TESTO DA ANALIZZARE:
A pochi giorni dal naufragio del Vito Padre in cui hanno perso la vita due marittimi martinsicuresi mentre un terzo è riuscito miracolosamente a salvarsi, la città è ancora a lutto per un’altro incidente sul lavoro, stavolta avvenuto sulla terraferma.

Guerino Camaioni, carpentiere cinquantaseienne originario di Civitella del Tronto, stava lavorando presso un cantiere in cui era in fase di realizzazione una palazzina privata quando è precipitato da un’impalcatura sospesa a quindici metri da terra. L’impatto con il suolo è stato fatale per l’operaio, ed i medici, sopraggiunti con un’ambulanza, hanno potuto solo constatarne il decesso.

Adesso i Carabinieri di Alba Adriatica hanno aperto un’indagine per chiarire le dinamiche dell’incidente, ed il luogo della tragedia è stato posto sotto sequestro.

DATI FORNITI:
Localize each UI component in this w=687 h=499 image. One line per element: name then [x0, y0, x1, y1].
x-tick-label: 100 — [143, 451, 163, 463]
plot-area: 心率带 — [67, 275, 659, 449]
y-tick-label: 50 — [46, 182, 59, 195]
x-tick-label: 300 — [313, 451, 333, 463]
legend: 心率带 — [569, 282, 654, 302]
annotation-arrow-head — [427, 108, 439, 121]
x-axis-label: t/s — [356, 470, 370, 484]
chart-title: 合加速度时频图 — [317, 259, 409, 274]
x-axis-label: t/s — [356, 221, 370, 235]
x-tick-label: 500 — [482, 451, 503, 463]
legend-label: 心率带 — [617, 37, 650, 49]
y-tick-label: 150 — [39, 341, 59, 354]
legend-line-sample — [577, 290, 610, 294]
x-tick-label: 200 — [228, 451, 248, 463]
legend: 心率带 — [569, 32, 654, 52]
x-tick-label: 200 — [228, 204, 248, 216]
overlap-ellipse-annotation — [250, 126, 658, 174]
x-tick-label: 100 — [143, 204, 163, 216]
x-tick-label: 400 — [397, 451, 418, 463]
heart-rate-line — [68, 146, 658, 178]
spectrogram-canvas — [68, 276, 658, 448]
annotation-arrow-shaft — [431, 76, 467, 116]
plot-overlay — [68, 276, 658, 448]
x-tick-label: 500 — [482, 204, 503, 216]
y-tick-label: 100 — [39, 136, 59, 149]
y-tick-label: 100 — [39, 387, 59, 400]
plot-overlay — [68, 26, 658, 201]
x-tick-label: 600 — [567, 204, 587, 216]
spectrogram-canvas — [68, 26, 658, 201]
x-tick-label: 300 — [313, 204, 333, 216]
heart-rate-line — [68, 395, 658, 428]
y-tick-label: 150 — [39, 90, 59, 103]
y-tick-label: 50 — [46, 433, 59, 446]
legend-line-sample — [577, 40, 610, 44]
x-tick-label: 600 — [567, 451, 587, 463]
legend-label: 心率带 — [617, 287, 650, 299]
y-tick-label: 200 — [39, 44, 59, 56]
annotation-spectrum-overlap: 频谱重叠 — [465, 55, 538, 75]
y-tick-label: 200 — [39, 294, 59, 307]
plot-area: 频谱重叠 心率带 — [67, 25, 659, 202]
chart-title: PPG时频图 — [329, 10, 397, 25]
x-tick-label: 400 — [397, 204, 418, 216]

COSA FARE:
1 > Puoi riassumere in due frasi la notizia sull'incidente in cantiere?
2 > Puoi proseguire la notizia sull'incidente in cantiere dal punto in cui termina?
Le righe non hanno nulla a che vedere con la notizia sull'incidente in cantiere.

RISPOSTE AI COMPITI:
1 > Guerino Camaioni, carpentiere cinquantaseienne originario di Civitella del Tronto, è morto precipitando da un'impalcatura sospesa a quindici metri da terra nel cantiere di una palazzina privata, pochi giorni dopo il naufragio del Vito Padre in cui avevano perso la vita due marittimi martinsicuresi. I Carabinieri di Alba Adriatica hanno aperto un'indagine per chiarire le dinamiche dell'incidente e il luogo della tragedia è stato posto sotto sequestro.

2 >
Purtroppo l’Abruzzo è una regione in cui le cosiddette morti bianche, quelle causate da incidenti sul lavoro, registrano ogni anno un numero elevatissimo, tra i più preoccupanti di tutta Italia. Numerosi i forum organizzati dalle istituzioni per combattere il problema, ma sembra che il cambio di mentalità alla base di un uso più accorto delle norme di sicurezza obbligatorie nei cantieri ma puntualmente disattese sia ancora pericolosamente lontano.